Copy out the records precisely, omitting pictures.

Dataset rows
────────────────

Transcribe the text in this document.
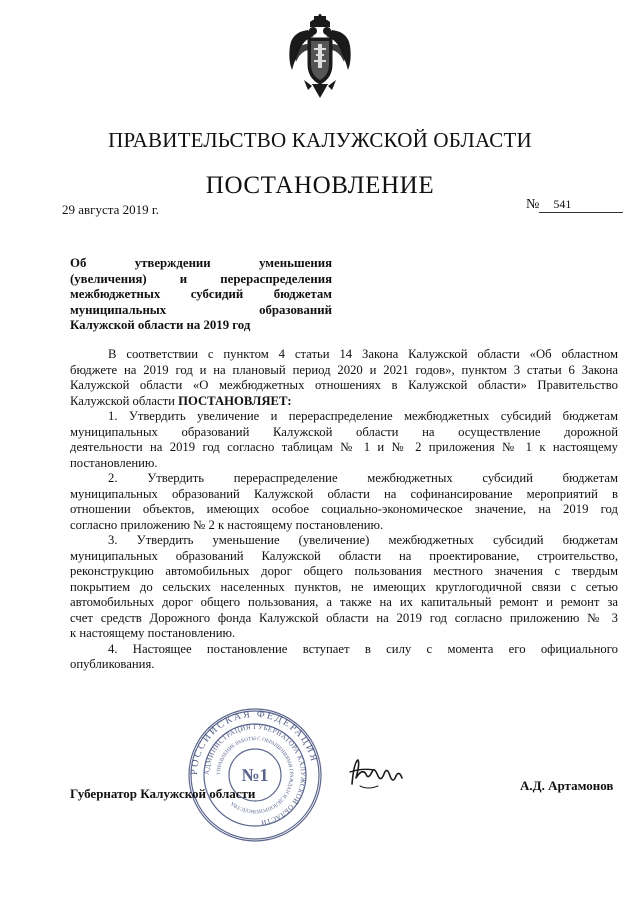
ПРАВИТЕЛЬСТВО КАЛУЖСКОЙ ОБЛАСТИ
ПОСТАНОВЛЕНИЕ
29 августа 2019 г.	№ 541
Об утверждении уменьшения
(увеличения) и перераспределения
межбюджетных субсидий бюджетам
муниципальных образований
Калужской области на 2019 год
В соответствии с пунктом 4 статьи 14 Закона Калужской области «Об областном
бюджете на 2019 год и на плановый период 2020 и 2021 годов», пунктом 3 статьи 6 Закона
Калужской области «О межбюджетных отношениях в Калужской области» Правительство
Калужской области ПОСТАНОВЛЯЕТ:
1. Утвердить увеличение и перераспределение межбюджетных субсидий бюджетам
муниципальных образований Калужской области на осуществление дорожной
деятельности на 2019 год согласно таблицам № 1 и № 2 приложения № 1 к настоящему
постановлению.
2. Утвердить перераспределение межбюджетных субсидий бюджетам
муниципальных образований Калужской области на софинансирование мероприятий в
отношении объектов, имеющих особое социально-экономическое значение, на 2019 год
согласно приложению № 2 к настоящему постановлению.
3. Утвердить уменьшение (увеличение) межбюджетных субсидий бюджетам
муниципальных образований Калужской области на проектирование, строительство,
реконструкцию автомобильных дорог общего пользования местного значения с твердым
покрытием до сельских населенных пунктов, не имеющих круглогодичной связи с сетью
автомобильных дорог общего пользования, а также на их капитальный ремонт и ремонт за
счет средств Дорожного фонда Калужской области на 2019 год согласно приложению № 3
к настоящему постановлению.
4. Настоящее постановление вступает в силу с момента его официального
опубликования.
РОССИЙСКАЯ ФЕДЕРАЦИЯ
АДМИНИСТРАЦИЯ ГУБЕРНАТОРА КАЛУЖСКОЙ ОБЛАСТИ
УПРАВЛЕНИЕ РАБОТЫ С ОБРАЩЕНИЯМИ ГРАЖДАН И ДЕЛОПРОИЗВОДСТВА
№1
Губернатор Калужской области
А.Д. Артамонов
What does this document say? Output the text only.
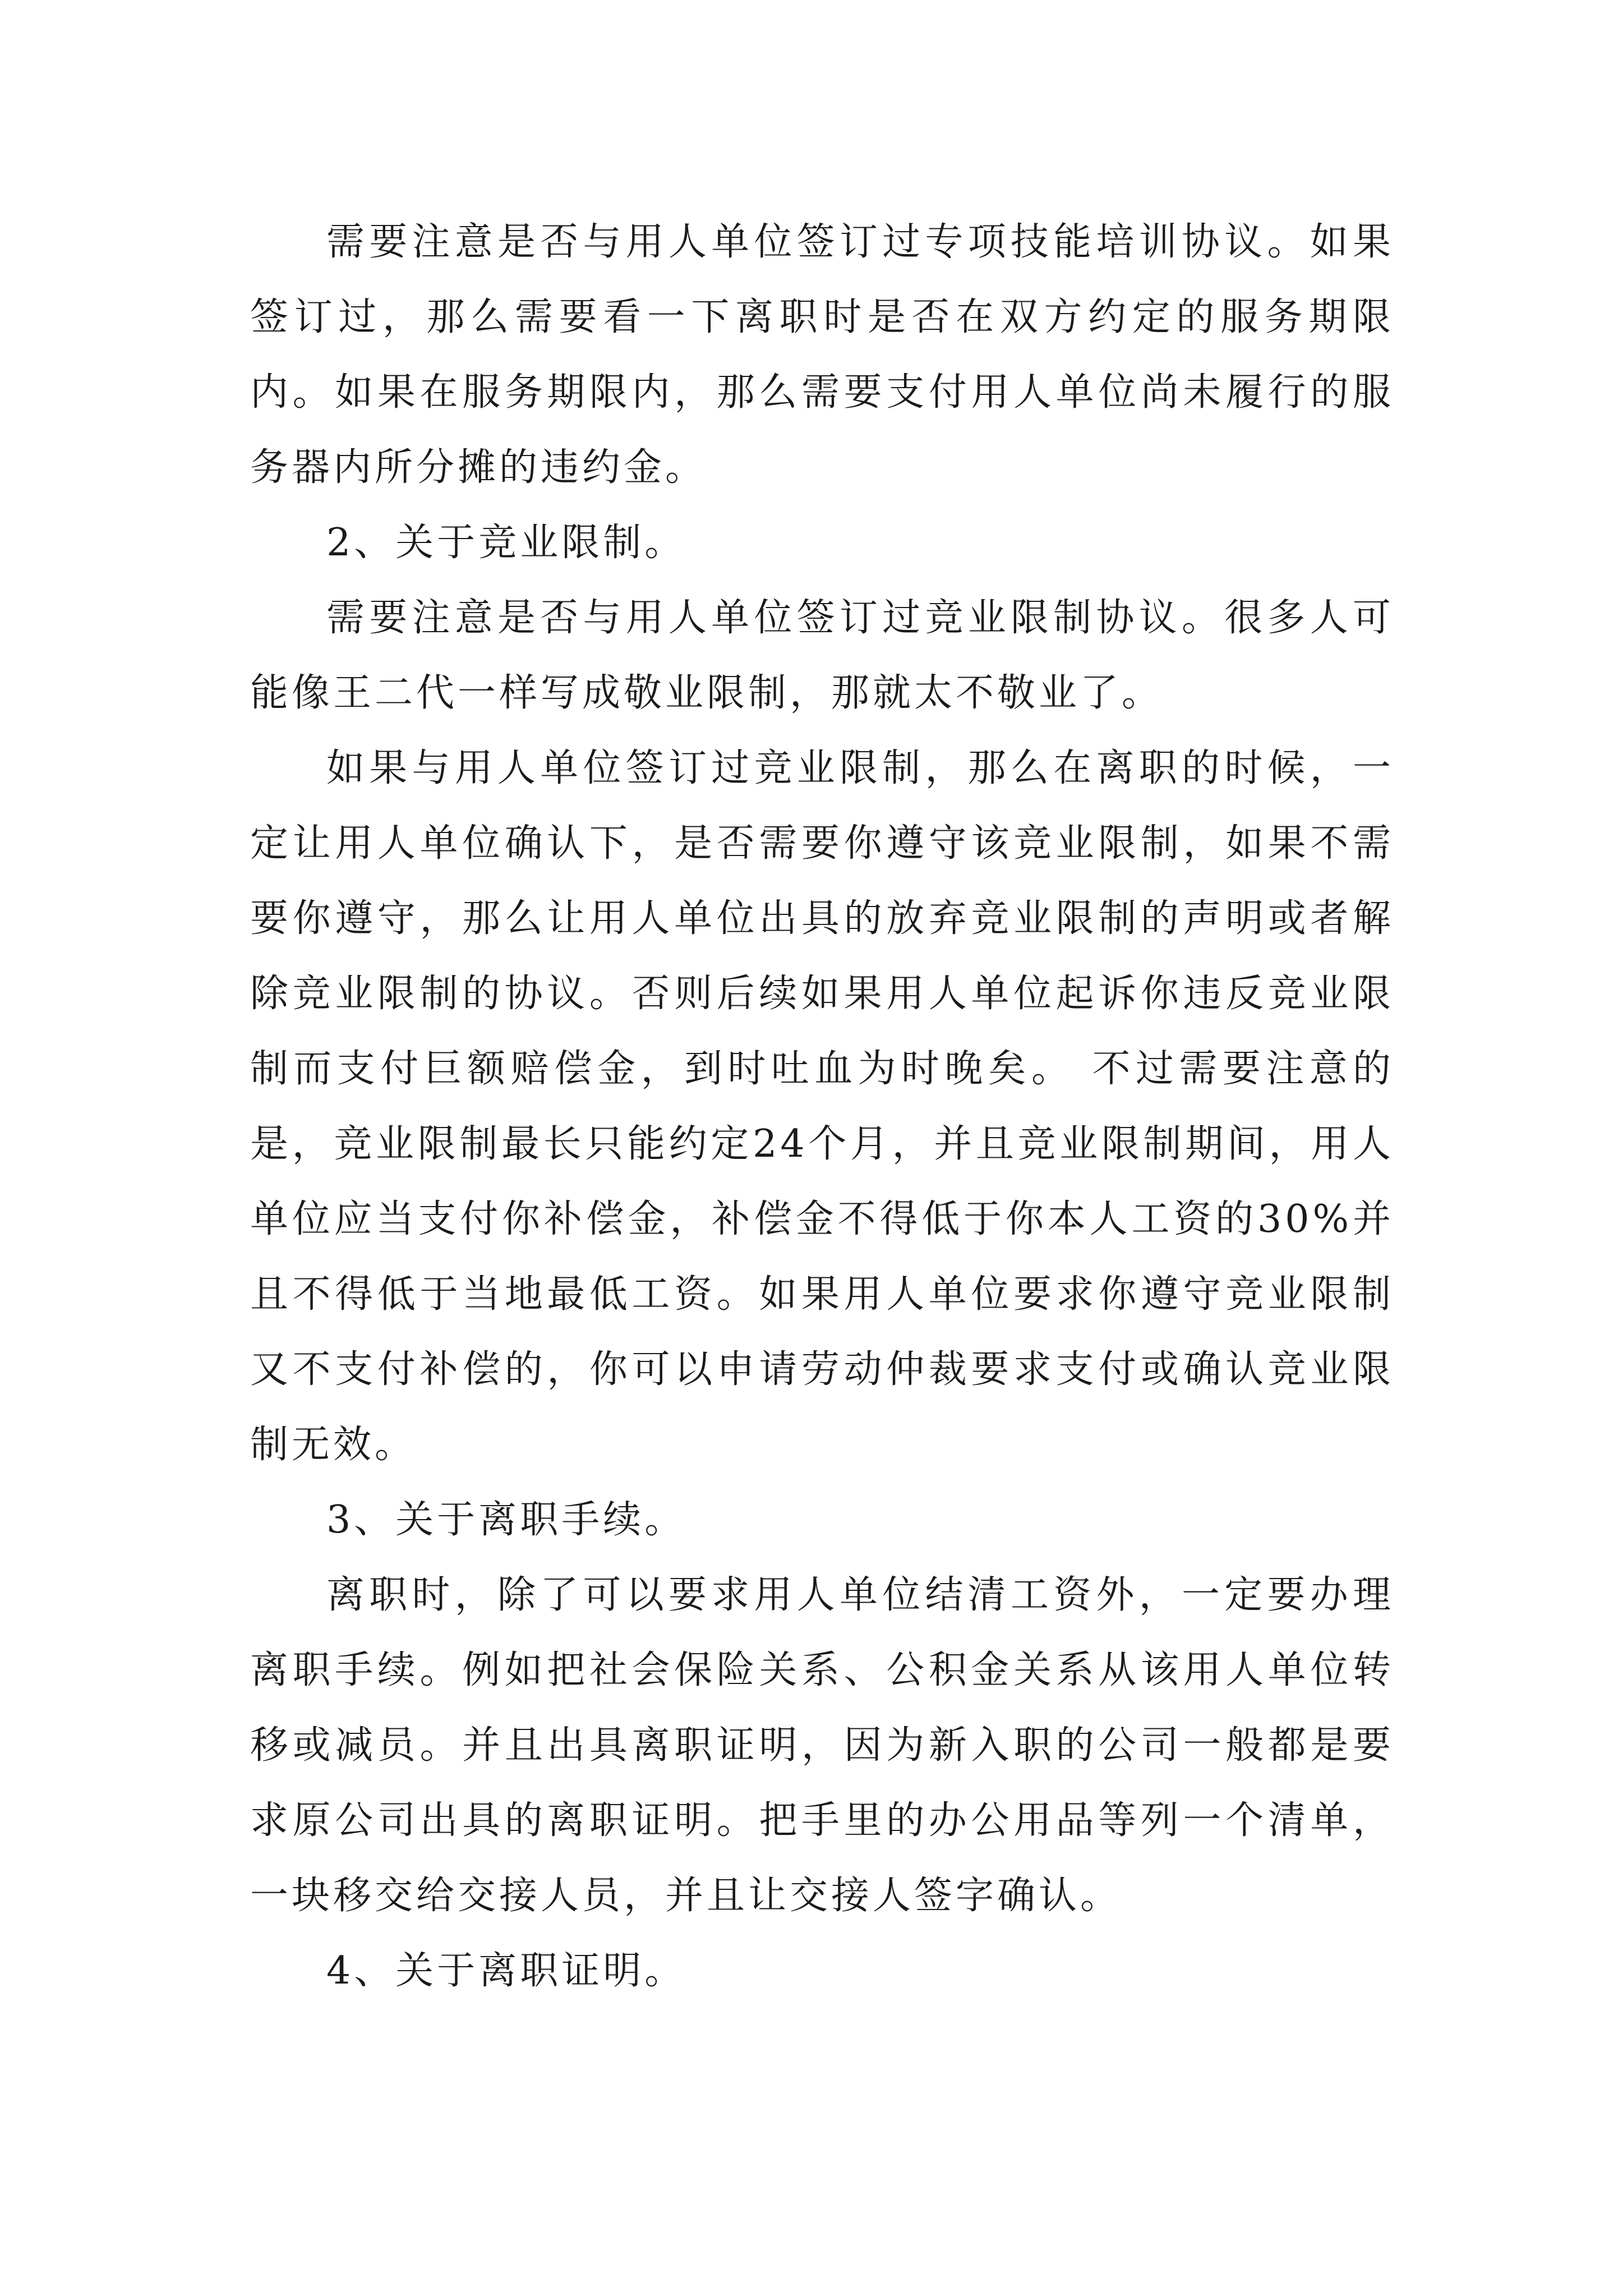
需要注意是否与用人单位签订过专项技能培训协议。如果签订过，那么需要看一下离职时是否在双方约定的服务期限内。如果在服务期限内，那么需要支付用人单位尚未履行的服务器内所分摊的违约金。

2、关于竞业限制。

需要注意是否与用人单位签订过竞业限制协议。很多人可能像王二代一样写成敬业限制，那就太不敬业了。

如果与用人单位签订过竞业限制，那么在离职的时候，一定让用人单位确认下，是否需要你遵守该竞业限制，如果不需要你遵守，那么让用人单位出具的放弃竞业限制的声明或者解除竞业限制的协议。否则后续如果用人单位起诉你违反竞业限制而支付巨额赔偿金，到时吐血为时晚矣。 不过需要注意的是，竞业限制最长只能约定24个月，并且竞业限制期间，用人单位应当支付你补偿金，补偿金不得低于你本人工资的30%并且不得低于当地最低工资。如果用人单位要求你遵守竞业限制又不支付补偿的，你可以申请劳动仲裁要求支付或确认竞业限制无效。

3、关于离职手续。

离职时，除了可以要求用人单位结清工资外，一定要办理离职手续。例如把社会保险关系、公积金关系从该用人单位转移或减员。并且出具离职证明，因为新入职的公司一般都是要求原公司出具的离职证明。把手里的办公用品等列一个清单，一块移交给交接人员，并且让交接人签字确认。

4、关于离职证明。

────────────────

Correct response
Transcribe the text in this document.
ПРАВИТЕЛЬСТВО КАЛУЖСКОЙ ОБЛАСТИ
ПОСТАНОВЛЕНИЕ
29 августа 2019 г.	№ 541
Об утверждении уменьшения
(увеличения) и перераспределения
межбюджетных субсидий бюджетам
муниципальных образований
Калужской области на 2019 год
В соответствии с пунктом 4 статьи 14 Закона Калужской области «Об областном
бюджете на 2019 год и на плановый период 2020 и 2021 годов», пунктом 3 статьи 6 Закона
Калужской области «О межбюджетных отношениях в Калужской области» Правительство
Калужской области ПОСТАНОВЛЯЕТ:
1. Утвердить увеличение и перераспределение межбюджетных субсидий бюджетам
муниципальных образований Калужской области на осуществление дорожной
деятельности на 2019 год согласно таблицам № 1 и № 2 приложения № 1 к настоящему
постановлению.
2. Утвердить перераспределение межбюджетных субсидий бюджетам
муниципальных образований Калужской области на софинансирование мероприятий в
отношении объектов, имеющих особое социально-экономическое значение, на 2019 год
согласно приложению № 2 к настоящему постановлению.
3. Утвердить уменьшение (увеличение) межбюджетных субсидий бюджетам
муниципальных образований Калужской области на проектирование, строительство,
реконструкцию автомобильных дорог общего пользования местного значения с твердым
покрытием до сельских населенных пунктов, не имеющих круглогодичной связи с сетью
автомобильных дорог общего пользования, а также на их капитальный ремонт и ремонт за
счет средств Дорожного фонда Калужской области на 2019 год согласно приложению № 3
к настоящему постановлению.
4. Настоящее постановление вступает в силу с момента его официального
опубликования.
РОССИЙСКАЯ ФЕДЕРАЦИЯ
АДМИНИСТРАЦИЯ ГУБЕРНАТОРА КАЛУЖСКОЙ ОБЛАСТИ
УПРАВЛЕНИЕ РАБОТЫ С ОБРАЩЕНИЯМИ ГРАЖДАН И ДЕЛОПРОИЗВОДСТВА
№1
Губернатор Калужской области
А.Д. Артамонов
What does this document say? Output the text only.
需要注意是否与用人单位签订过专项技能培训协议。如果签订过，那么需要看一下离职时是否在双方约定的服务期限内。如果在服务期限内，那么需要支付用人单位尚未履行的服务器内所分摊的违约金。

2、关于竞业限制。

需要注意是否与用人单位签订过竞业限制协议。很多人可能像王二代一样写成敬业限制，那就太不敬业了。

如果与用人单位签订过竞业限制，那么在离职的时候，一定让用人单位确认下，是否需要你遵守该竞业限制，如果不需要你遵守，那么让用人单位出具的放弃竞业限制的声明或者解除竞业限制的协议。否则后续如果用人单位起诉你违反竞业限制而支付巨额赔偿金，到时吐血为时晚矣。 不过需要注意的是，竞业限制最长只能约定24个月，并且竞业限制期间，用人单位应当支付你补偿金，补偿金不得低于你本人工资的30%并且不得低于当地最低工资。如果用人单位要求你遵守竞业限制又不支付补偿的，你可以申请劳动仲裁要求支付或确认竞业限制无效。

3、关于离职手续。

离职时，除了可以要求用人单位结清工资外，一定要办理离职手续。例如把社会保险关系、公积金关系从该用人单位转移或减员。并且出具离职证明，因为新入职的公司一般都是要求原公司出具的离职证明。把手里的办公用品等列一个清单，一块移交给交接人员，并且让交接人签字确认。

4、关于离职证明。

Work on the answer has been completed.